**THE INPUT**
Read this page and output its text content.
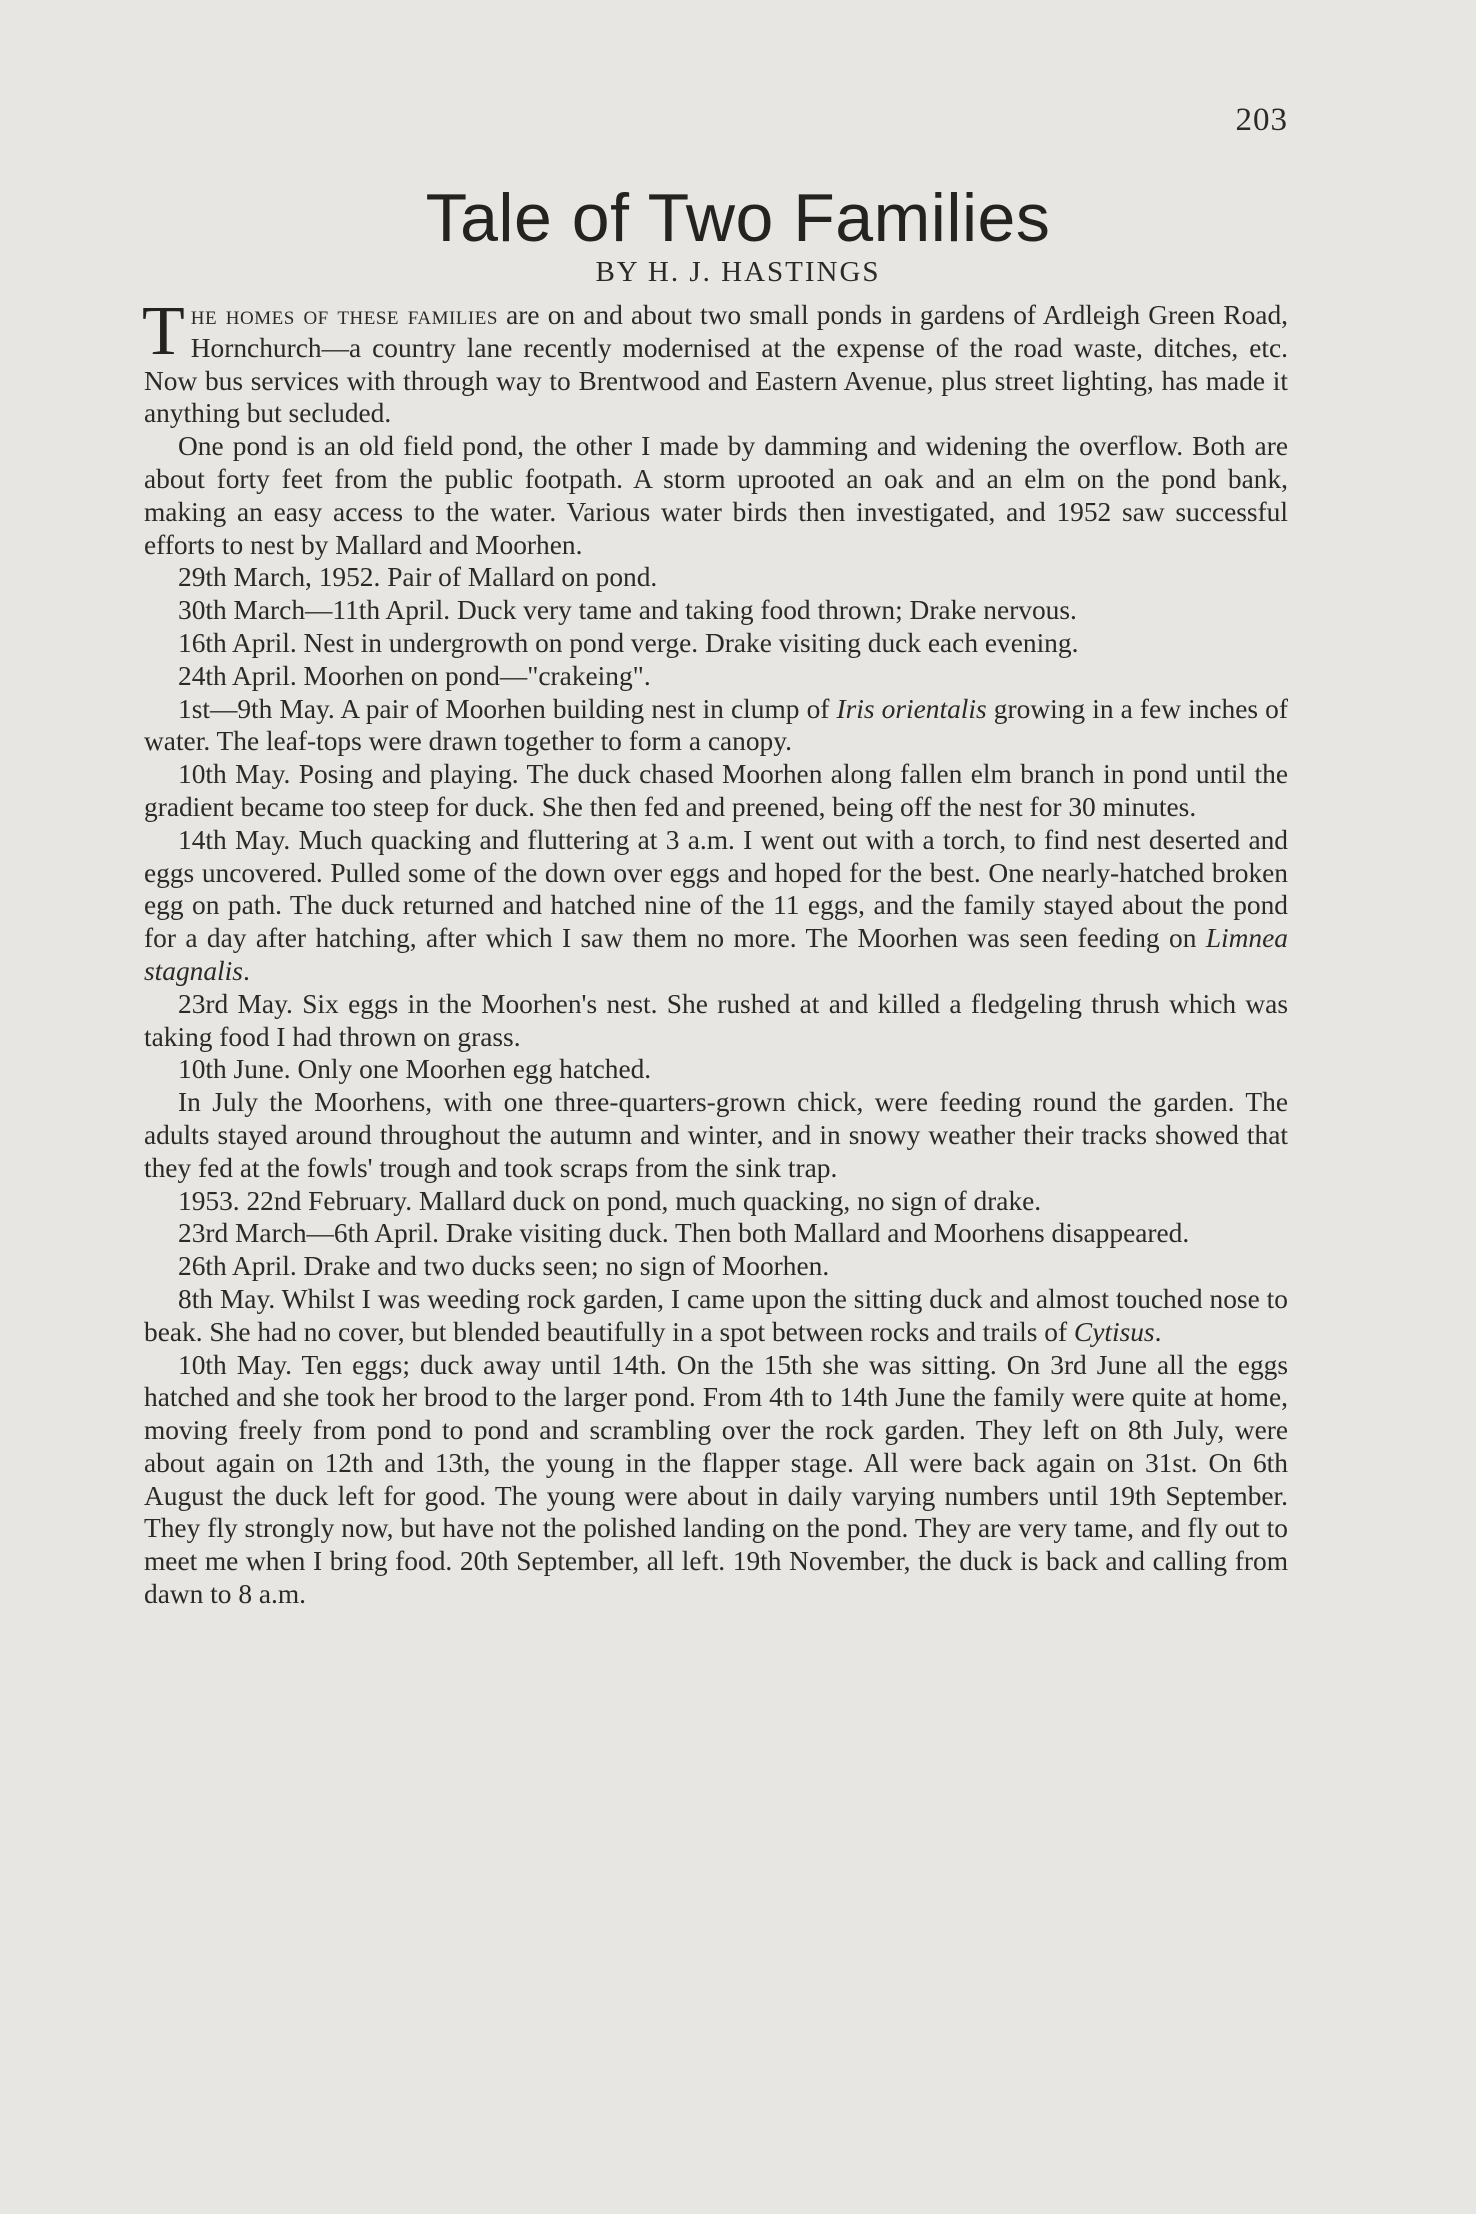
203
Tale of Two Families
BY H. J. HASTINGS

The homes of these families are on and about two small ponds in gardens of Ardleigh Green Road, Hornchurch—a country lane recently modernised at the expense of the road waste, ditches, etc. Now bus services with through way to Brentwood and Eastern Avenue, plus street lighting, has made it anything but secluded.

One pond is an old field pond, the other I made by damming and widening the overflow. Both are about forty feet from the public footpath. A storm uprooted an oak and an elm on the pond bank, making an easy access to the water. Various water birds then investigated, and 1952 saw successful efforts to nest by Mallard and Moorhen.

29th March, 1952. Pair of Mallard on pond.

30th March—11th April. Duck very tame and taking food thrown; Drake nervous.

16th April. Nest in undergrowth on pond verge. Drake visiting duck each evening.

24th April. Moorhen on pond—"crakeing".

1st—9th May. A pair of Moorhen building nest in clump of Iris orientalis growing in a few inches of water. The leaf-tops were drawn together to form a canopy.

10th May. Posing and playing. The duck chased Moorhen along fallen elm branch in pond until the gradient became too steep for duck. She then fed and preened, being off the nest for 30 minutes.

14th May. Much quacking and fluttering at 3 a.m. I went out with a torch, to find nest deserted and eggs uncovered. Pulled some of the down over eggs and hoped for the best. One nearly-hatched broken egg on path. The duck returned and hatched nine of the 11 eggs, and the family stayed about the pond for a day after hatching, after which I saw them no more. The Moorhen was seen feeding on Limnea stagnalis.

23rd May. Six eggs in the Moorhen's nest. She rushed at and killed a fledgeling thrush which was taking food I had thrown on grass.

10th June. Only one Moorhen egg hatched.

In July the Moorhens, with one three-quarters-grown chick, were feeding round the garden. The adults stayed around throughout the autumn and winter, and in snowy weather their tracks showed that they fed at the fowls' trough and took scraps from the sink trap.

1953. 22nd February. Mallard duck on pond, much quacking, no sign of drake.

23rd March—6th April. Drake visiting duck. Then both Mallard and Moorhens disappeared.

26th April. Drake and two ducks seen; no sign of Moorhen.

8th May. Whilst I was weeding rock garden, I came upon the sitting duck and almost touched nose to beak. She had no cover, but blended beautifully in a spot between rocks and trails of Cytisus.

10th May. Ten eggs; duck away until 14th. On the 15th she was sitting. On 3rd June all the eggs hatched and she took her brood to the larger pond. From 4th to 14th June the family were quite at home, moving freely from pond to pond and scrambling over the rock garden. They left on 8th July, were about again on 12th and 13th, the young in the flapper stage. All were back again on 31st. On 6th August the duck left for good. The young were about in daily varying numbers until 19th September. They fly strongly now, but have not the polished landing on the pond. They are very tame, and fly out to meet me when I bring food. 20th September, all left. 19th November, the duck is back and calling from dawn to 8 a.m.
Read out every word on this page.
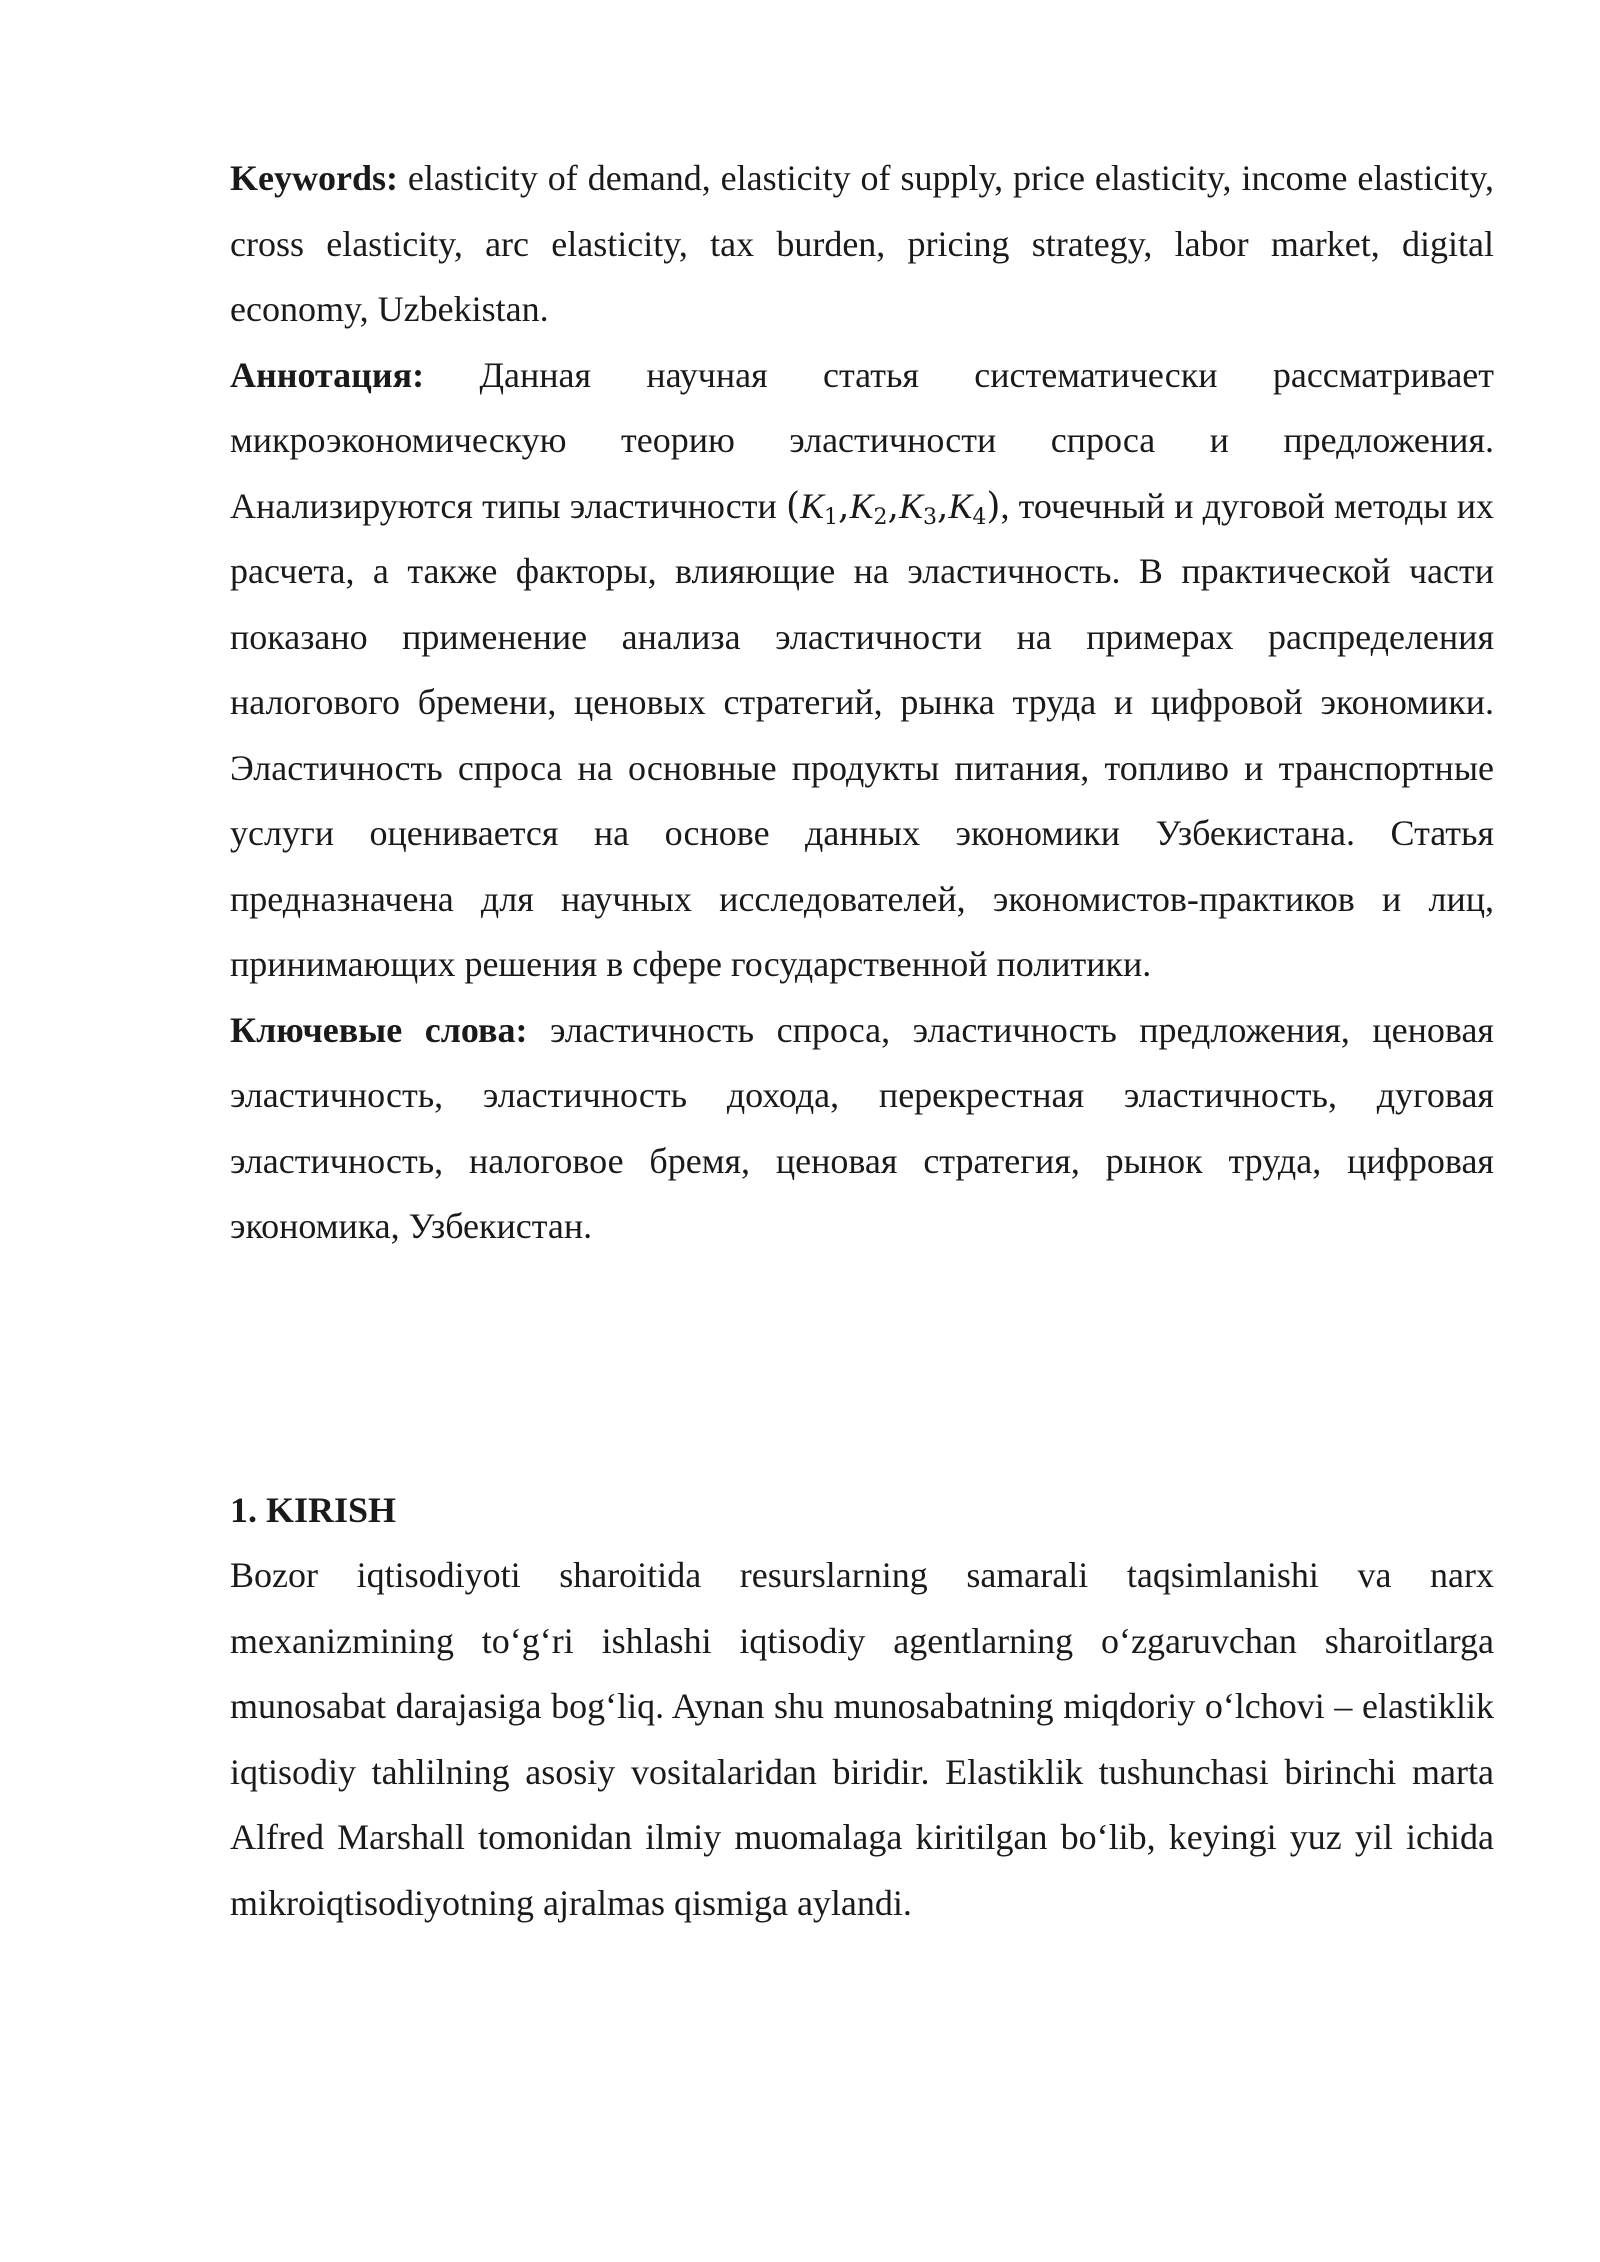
Keywords: elasticity of demand, elasticity of supply, price elasticity, income elasticity, cross elasticity, arc elasticity, tax burden, pricing strategy, labor market, digital economy, Uzbekistan.

Аннотация: Данная научная статья систематически рассматривает микроэкономическую теорию эластичности спроса и предложения. Анализируются типы эластичности $(K_1,K_2,K_3,K_4)$, точечный и дуговой методы их расчета, а также факторы, влияющие на эластичность. В практической части показано применение анализа эластичности на примерах распределения налогового бремени, ценовых стратегий, рынка труда и цифровой экономики. Эластичность спроса на основные продукты питания, топливо и транспортные услуги оценивается на основе данных экономики Узбекистана. Статья предназначена для научных исследователей, экономистов-практиков и лиц, принимающих решения в сфере государственной политики.

Ключевые слова: эластичность спроса, эластичность предложения, ценовая эластичность, эластичность дохода, перекрестная эластичность, дуговая эластичность, налоговое бремя, ценовая стратегия, рынок труда, цифровая экономика, Узбекистан.

1. KIRISH

Bozor iqtisodiyoti sharoitida resurslarning samarali taqsimlanishi va narx mexanizmining to‘g‘ri ishlashi iqtisodiy agentlarning o‘zgaruvchan sharoitlarga munosabat darajasiga bog‘liq. Aynan shu munosabatning miqdoriy o‘lchovi – elastiklik iqtisodiy tahlilning asosiy vositalaridan biridir. Elastiklik tushunchasi birinchi marta Alfred Marshall tomonidan ilmiy muomalaga kiritilgan bo‘lib, keyingi yuz yil ichida mikroiqtisodiyotning ajralmas qismiga aylandi.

**EXERCISE GOAL**
Omit the pictures and please write out exactly the lines between the one containing "Read out every word on this page." and the last line of the entries, both included.

**FINAL ANSWER**
Read out every word on this page.
Keywords: elasticity of demand, elasticity of supply, price elasticity, income elasticity, cross elasticity, arc elasticity, tax burden, pricing strategy, labor market, digital economy, Uzbekistan.

Аннотация: Данная научная статья систематически рассматривает микроэкономическую теорию эластичности спроса и предложения. Анализируются типы эластичности $(K_1,K_2,K_3,K_4)$, точечный и дуговой методы их расчета, а также факторы, влияющие на эластичность. В практической части показано применение анализа эластичности на примерах распределения налогового бремени, ценовых стратегий, рынка труда и цифровой экономики. Эластичность спроса на основные продукты питания, топливо и транспортные услуги оценивается на основе данных экономики Узбекистана. Статья предназначена для научных исследователей, экономистов-практиков и лиц, принимающих решения в сфере государственной политики.

Ключевые слова: эластичность спроса, эластичность предложения, ценовая эластичность, эластичность дохода, перекрестная эластичность, дуговая эластичность, налоговое бремя, ценовая стратегия, рынок труда, цифровая экономика, Узбекистан.

1. KIRISH

Bozor iqtisodiyoti sharoitida resurslarning samarali taqsimlanishi va narx mexanizmining to‘g‘ri ishlashi iqtisodiy agentlarning o‘zgaruvchan sharoitlarga munosabat darajasiga bog‘liq. Aynan shu munosabatning miqdoriy o‘lchovi – elastiklik iqtisodiy tahlilning asosiy vositalaridan biridir. Elastiklik tushunchasi birinchi marta Alfred Marshall tomonidan ilmiy muomalaga kiritilgan bo‘lib, keyingi yuz yil ichida mikroiqtisodiyotning ajralmas qismiga aylandi.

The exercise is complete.